═══ Dataset records

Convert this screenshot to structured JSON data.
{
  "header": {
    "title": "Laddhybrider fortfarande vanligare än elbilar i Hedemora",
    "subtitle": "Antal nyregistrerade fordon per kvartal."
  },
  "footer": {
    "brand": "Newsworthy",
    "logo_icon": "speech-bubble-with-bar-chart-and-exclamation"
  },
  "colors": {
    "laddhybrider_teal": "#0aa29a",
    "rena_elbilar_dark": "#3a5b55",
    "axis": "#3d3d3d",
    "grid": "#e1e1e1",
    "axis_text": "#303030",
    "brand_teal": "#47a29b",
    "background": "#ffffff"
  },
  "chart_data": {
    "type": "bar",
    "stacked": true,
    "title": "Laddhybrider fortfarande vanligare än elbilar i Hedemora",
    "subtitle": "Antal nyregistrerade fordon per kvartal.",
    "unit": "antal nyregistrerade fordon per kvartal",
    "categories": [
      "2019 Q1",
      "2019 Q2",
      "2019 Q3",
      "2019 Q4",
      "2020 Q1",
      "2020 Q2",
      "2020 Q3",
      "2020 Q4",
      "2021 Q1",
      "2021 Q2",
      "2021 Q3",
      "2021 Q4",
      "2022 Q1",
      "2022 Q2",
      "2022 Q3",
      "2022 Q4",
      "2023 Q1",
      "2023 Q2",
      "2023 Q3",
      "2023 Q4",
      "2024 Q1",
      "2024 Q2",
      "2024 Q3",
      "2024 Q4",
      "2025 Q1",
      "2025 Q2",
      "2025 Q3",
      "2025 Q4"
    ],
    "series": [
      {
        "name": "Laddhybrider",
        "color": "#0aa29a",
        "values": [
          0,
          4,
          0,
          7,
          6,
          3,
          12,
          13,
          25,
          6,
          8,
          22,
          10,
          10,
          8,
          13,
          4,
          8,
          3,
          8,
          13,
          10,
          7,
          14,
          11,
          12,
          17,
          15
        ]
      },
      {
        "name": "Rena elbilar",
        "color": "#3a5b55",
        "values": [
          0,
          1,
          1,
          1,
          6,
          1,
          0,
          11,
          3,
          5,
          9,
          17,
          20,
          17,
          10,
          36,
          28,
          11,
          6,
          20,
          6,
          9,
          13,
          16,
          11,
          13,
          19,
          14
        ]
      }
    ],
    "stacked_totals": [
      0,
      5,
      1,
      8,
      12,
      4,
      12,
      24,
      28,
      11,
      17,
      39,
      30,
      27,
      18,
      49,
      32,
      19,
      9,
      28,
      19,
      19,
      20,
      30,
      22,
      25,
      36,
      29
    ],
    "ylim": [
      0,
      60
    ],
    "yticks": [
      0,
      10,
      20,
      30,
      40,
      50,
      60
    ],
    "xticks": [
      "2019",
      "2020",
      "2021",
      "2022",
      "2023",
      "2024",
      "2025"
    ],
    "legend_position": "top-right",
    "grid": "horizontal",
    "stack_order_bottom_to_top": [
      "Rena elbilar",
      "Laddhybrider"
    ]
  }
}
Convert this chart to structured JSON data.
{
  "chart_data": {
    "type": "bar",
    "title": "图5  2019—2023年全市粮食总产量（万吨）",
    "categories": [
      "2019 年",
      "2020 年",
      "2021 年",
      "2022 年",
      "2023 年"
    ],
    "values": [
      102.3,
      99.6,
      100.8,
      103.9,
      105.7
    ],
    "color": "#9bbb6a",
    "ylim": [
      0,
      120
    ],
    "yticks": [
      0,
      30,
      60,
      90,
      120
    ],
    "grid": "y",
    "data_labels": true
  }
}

══════

§ Given request:
Return all lines of the material above in which the word "nyregistrerade" occurs.

§ Solution for this exercise:
    "subtitle": "Antal nyregistrerade fordon per kvartal."
    "subtitle": "Antal nyregistrerade fordon per kvartal.",
    "unit": "antal nyregistrerade fordon per kvartal",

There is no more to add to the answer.